SHORT TASK ▸
Your task is to gather the lines below that hold the string "toPageData".

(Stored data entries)
<<<<

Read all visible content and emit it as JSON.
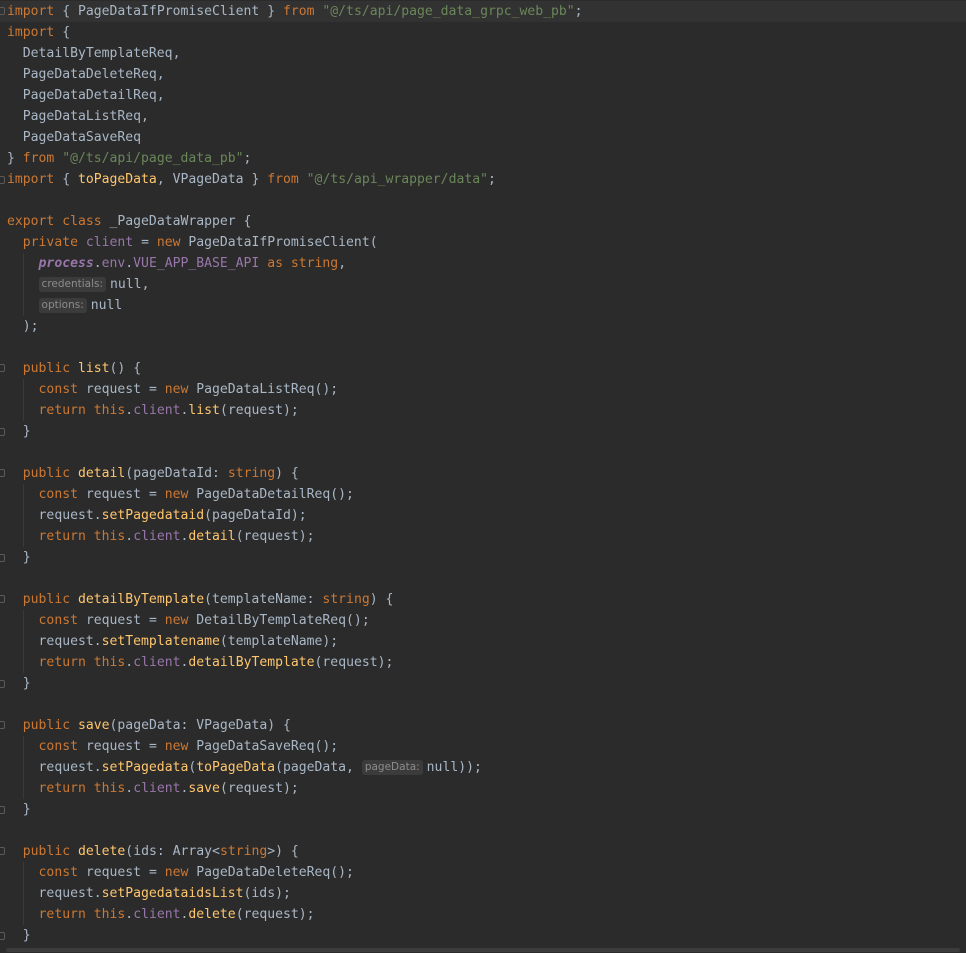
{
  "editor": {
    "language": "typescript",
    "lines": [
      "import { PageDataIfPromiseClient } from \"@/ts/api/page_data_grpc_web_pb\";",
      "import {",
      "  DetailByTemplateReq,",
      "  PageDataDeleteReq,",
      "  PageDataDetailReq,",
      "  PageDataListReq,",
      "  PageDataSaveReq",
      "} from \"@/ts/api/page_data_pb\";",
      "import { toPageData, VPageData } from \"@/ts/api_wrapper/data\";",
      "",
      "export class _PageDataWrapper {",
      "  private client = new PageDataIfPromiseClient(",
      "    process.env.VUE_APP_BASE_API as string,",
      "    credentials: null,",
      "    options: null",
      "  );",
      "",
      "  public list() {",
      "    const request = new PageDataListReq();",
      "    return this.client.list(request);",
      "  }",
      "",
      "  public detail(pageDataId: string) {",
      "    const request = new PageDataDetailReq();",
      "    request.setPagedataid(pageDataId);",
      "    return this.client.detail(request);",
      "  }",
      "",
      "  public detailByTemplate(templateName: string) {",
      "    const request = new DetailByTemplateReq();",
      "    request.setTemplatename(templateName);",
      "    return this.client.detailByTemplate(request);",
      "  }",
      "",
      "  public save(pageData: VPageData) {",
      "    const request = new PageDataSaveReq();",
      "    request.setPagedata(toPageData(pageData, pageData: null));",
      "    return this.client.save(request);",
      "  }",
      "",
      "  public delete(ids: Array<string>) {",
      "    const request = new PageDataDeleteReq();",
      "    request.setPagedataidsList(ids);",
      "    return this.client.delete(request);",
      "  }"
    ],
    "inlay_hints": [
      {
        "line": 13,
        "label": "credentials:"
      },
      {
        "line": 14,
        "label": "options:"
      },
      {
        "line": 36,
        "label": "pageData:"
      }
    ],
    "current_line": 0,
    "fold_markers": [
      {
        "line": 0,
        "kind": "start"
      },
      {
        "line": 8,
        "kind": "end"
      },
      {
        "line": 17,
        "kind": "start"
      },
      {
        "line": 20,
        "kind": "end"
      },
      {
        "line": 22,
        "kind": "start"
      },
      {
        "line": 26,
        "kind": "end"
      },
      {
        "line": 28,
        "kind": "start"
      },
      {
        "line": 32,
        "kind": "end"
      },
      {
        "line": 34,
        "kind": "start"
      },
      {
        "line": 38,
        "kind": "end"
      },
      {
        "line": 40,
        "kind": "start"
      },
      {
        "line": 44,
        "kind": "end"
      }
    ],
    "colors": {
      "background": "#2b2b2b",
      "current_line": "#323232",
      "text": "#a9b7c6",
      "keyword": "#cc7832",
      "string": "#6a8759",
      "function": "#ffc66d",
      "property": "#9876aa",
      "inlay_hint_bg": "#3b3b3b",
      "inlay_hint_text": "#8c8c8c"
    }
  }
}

>>>>

EXERCISE ANSWER ▸
      "import { toPageData, VPageData } from \"@/ts/api_wrapper/data\";",
      "    request.setPagedata(toPageData(pageData, pageData: null));",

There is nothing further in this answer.